■ **Direction**: Please transcribe the records precisely; pictures stay out of your copy.

------ Records for this task

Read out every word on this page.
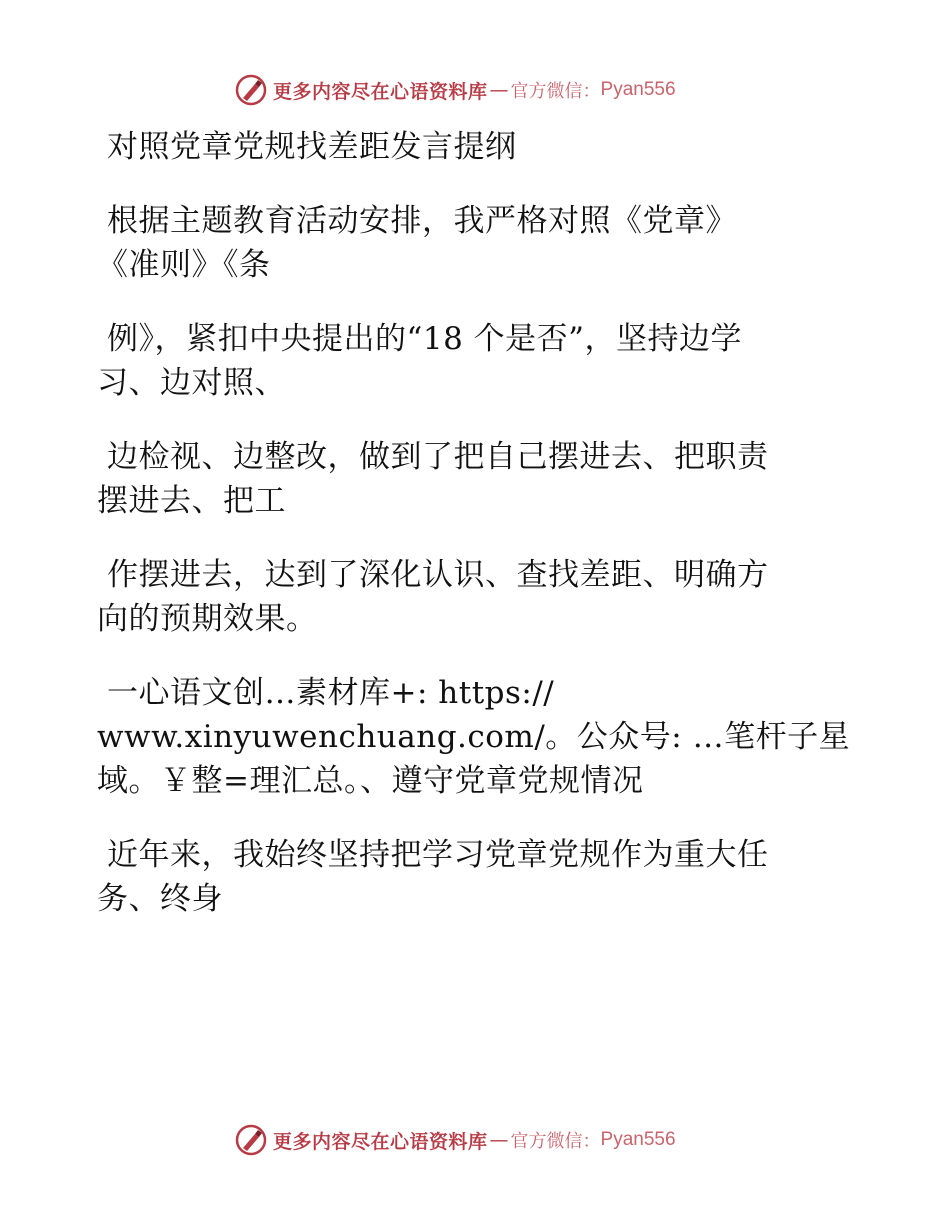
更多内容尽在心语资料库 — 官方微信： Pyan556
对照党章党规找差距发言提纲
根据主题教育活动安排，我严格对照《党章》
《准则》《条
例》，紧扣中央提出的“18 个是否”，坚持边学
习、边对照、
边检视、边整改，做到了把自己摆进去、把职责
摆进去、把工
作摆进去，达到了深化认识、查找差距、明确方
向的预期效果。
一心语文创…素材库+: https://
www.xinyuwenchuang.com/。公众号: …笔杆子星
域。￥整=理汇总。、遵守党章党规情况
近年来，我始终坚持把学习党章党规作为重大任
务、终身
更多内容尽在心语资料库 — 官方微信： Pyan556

------------

■ **Problem solution**:
Read out every word on this page.
更多内容尽在心语资料库 — 官方微信： Pyan556
对照党章党规找差距发言提纲
根据主题教育活动安排，我严格对照《党章》
《准则》《条
例》，紧扣中央提出的“18 个是否”，坚持边学
习、边对照、
边检视、边整改，做到了把自己摆进去、把职责
摆进去、把工
作摆进去，达到了深化认识、查找差距、明确方
向的预期效果。
一心语文创…素材库+: https://
www.xinyuwenchuang.com/。公众号: …笔杆子星
域。￥整=理汇总。、遵守党章党规情况
近年来，我始终坚持把学习党章党规作为重大任
务、终身
更多内容尽在心语资料库 — 官方微信： Pyan556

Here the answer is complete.